* MATERIAL TO PROCESS
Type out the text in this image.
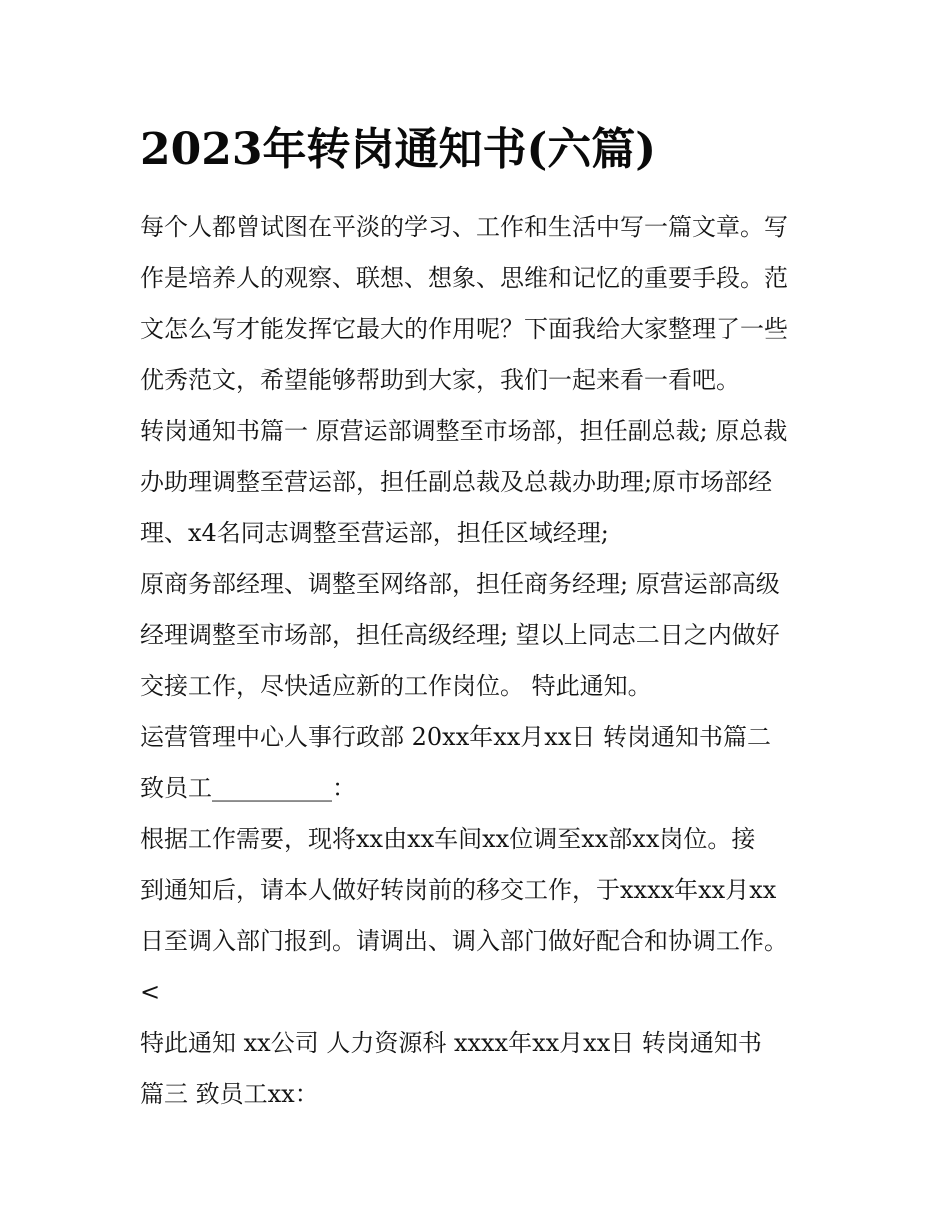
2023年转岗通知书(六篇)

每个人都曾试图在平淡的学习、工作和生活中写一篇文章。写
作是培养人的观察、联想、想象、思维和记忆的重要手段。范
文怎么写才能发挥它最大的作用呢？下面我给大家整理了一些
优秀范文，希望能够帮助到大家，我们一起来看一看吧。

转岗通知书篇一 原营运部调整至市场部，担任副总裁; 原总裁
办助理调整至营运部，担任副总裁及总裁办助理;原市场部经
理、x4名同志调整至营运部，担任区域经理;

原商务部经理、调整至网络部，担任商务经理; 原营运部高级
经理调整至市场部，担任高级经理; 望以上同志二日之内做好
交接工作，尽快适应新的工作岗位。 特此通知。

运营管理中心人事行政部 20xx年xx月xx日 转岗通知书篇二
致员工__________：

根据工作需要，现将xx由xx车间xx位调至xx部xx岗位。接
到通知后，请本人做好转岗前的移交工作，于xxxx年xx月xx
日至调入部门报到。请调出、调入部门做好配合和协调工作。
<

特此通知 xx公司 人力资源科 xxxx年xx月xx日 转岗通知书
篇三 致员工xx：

* PROBLEM
Transcribe all the data word for word; the images stay out.

* PROBLEM SOLUTION
Type out the text in this image.
2023年转岗通知书(六篇)

每个人都曾试图在平淡的学习、工作和生活中写一篇文章。写
作是培养人的观察、联想、想象、思维和记忆的重要手段。范
文怎么写才能发挥它最大的作用呢？下面我给大家整理了一些
优秀范文，希望能够帮助到大家，我们一起来看一看吧。

转岗通知书篇一 原营运部调整至市场部，担任副总裁; 原总裁
办助理调整至营运部，担任副总裁及总裁办助理;原市场部经
理、x4名同志调整至营运部，担任区域经理;

原商务部经理、调整至网络部，担任商务经理; 原营运部高级
经理调整至市场部，担任高级经理; 望以上同志二日之内做好
交接工作，尽快适应新的工作岗位。 特此通知。

运营管理中心人事行政部 20xx年xx月xx日 转岗通知书篇二
致员工__________：

根据工作需要，现将xx由xx车间xx位调至xx部xx岗位。接
到通知后，请本人做好转岗前的移交工作，于xxxx年xx月xx
日至调入部门报到。请调出、调入部门做好配合和协调工作。
<

特此通知 xx公司 人力资源科 xxxx年xx月xx日 转岗通知书
篇三 致员工xx：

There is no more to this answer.